How many lines of the records below contain the word "über"? Answer with the number alone.

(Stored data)
▼
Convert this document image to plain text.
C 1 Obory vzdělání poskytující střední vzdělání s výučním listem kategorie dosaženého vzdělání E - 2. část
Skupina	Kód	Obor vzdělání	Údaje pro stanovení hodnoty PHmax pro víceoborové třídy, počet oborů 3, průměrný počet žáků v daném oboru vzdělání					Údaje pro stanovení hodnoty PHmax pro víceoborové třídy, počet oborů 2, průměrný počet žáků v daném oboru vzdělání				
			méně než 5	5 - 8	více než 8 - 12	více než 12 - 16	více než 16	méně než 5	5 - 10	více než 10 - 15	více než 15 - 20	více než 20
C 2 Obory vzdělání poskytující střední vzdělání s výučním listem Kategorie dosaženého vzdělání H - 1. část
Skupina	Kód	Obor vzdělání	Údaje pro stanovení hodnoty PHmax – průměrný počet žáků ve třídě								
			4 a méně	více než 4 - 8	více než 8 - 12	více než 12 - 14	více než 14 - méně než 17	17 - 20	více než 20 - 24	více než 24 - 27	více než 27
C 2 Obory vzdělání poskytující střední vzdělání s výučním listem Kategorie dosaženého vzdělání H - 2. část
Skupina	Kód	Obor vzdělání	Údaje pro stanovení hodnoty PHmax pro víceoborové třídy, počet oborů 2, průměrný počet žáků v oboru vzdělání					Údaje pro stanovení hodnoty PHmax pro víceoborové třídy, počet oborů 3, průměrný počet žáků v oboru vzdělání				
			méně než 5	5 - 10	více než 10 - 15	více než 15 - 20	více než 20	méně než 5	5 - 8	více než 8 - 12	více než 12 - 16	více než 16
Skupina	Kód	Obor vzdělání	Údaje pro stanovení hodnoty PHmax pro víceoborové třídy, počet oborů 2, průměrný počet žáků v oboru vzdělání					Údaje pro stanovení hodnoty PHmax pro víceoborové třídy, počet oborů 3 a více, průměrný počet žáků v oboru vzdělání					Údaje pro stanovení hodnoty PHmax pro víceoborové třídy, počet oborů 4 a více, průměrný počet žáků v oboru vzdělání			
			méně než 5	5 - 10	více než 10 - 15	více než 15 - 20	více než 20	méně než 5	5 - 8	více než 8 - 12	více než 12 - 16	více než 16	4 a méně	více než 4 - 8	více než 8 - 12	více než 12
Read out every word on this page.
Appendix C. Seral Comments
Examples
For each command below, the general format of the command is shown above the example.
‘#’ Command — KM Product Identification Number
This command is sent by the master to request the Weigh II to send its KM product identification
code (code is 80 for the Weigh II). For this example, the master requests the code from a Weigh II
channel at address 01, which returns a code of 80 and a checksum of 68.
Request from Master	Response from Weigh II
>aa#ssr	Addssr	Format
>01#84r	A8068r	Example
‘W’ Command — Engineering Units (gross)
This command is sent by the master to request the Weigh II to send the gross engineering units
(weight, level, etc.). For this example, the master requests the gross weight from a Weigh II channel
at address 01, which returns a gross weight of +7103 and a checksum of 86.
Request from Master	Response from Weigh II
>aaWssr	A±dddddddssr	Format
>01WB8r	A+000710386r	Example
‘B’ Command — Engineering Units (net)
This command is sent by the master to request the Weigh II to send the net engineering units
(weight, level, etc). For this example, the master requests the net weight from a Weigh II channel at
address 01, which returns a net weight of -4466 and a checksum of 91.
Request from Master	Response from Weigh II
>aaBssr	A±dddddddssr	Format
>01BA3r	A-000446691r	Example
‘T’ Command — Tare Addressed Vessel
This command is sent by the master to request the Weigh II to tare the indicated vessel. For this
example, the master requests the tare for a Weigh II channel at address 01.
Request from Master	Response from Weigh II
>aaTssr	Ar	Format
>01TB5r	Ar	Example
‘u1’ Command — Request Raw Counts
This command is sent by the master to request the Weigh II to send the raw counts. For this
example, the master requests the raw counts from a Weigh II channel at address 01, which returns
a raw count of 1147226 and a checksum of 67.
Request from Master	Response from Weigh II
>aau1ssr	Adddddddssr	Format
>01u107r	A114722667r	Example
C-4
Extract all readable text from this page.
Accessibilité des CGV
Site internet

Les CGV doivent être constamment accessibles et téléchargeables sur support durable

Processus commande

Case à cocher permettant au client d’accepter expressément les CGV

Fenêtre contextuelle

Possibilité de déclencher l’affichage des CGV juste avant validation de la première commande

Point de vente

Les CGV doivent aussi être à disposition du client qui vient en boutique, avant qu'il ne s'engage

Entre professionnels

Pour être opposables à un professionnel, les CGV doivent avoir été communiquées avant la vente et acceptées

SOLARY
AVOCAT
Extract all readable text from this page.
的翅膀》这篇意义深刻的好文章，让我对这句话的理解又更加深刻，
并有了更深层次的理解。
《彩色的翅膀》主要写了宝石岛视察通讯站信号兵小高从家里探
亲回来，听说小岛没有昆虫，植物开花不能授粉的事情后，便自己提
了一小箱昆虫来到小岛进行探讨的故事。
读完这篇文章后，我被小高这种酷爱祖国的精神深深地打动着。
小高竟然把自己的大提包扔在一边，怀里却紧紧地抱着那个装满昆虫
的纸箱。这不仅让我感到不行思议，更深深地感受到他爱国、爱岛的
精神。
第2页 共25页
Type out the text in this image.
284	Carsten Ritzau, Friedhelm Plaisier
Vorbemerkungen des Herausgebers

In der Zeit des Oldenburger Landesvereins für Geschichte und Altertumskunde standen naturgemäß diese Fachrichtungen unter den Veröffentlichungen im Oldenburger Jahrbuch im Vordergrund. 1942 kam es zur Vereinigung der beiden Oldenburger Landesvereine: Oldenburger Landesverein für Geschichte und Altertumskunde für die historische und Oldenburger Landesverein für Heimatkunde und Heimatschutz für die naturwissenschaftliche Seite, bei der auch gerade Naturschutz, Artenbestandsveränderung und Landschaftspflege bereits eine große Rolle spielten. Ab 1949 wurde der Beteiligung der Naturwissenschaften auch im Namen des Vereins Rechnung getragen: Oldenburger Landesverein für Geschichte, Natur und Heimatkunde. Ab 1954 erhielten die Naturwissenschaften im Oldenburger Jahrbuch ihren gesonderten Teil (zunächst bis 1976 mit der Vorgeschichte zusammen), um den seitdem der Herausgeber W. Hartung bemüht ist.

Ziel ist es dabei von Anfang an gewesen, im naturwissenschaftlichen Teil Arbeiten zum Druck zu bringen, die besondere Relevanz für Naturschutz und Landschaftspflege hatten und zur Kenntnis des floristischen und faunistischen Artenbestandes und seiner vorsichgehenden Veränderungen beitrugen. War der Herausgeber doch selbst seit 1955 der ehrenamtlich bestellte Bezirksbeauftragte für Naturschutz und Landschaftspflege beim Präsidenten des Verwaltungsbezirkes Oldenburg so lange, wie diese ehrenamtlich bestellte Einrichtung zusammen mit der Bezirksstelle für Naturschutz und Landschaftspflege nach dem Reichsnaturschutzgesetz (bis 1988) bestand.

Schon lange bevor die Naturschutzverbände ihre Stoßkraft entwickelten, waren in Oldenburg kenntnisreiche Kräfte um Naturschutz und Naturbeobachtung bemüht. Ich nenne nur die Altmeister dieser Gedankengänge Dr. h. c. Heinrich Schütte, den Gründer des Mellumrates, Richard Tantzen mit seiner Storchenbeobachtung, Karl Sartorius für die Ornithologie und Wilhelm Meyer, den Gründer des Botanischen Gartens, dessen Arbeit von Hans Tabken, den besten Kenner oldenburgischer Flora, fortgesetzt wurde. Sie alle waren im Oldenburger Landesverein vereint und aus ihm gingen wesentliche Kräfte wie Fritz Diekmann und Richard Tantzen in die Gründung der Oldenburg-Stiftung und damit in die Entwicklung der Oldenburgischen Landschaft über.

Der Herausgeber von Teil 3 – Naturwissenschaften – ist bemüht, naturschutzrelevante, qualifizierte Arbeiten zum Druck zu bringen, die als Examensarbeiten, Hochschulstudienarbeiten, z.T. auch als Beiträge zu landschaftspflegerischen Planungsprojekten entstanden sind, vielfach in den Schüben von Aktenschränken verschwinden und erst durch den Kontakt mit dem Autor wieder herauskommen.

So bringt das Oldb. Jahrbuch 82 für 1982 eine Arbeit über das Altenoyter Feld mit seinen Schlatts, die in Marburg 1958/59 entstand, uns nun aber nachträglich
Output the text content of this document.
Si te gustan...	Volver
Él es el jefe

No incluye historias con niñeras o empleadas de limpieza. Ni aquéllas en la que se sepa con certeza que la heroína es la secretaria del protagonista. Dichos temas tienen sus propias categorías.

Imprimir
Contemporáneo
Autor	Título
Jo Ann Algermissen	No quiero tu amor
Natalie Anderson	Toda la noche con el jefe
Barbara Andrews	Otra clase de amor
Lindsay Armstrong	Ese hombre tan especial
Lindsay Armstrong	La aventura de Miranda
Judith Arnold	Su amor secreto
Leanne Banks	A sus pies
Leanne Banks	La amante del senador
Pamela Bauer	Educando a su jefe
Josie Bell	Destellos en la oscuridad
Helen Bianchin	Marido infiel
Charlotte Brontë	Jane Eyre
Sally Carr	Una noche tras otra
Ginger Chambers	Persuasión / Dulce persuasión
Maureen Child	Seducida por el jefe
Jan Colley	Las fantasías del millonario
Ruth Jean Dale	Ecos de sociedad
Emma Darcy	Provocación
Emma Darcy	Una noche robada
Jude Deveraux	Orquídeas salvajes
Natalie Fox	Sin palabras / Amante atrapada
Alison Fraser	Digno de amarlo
▲
:: EXERCISE RESULT ::
2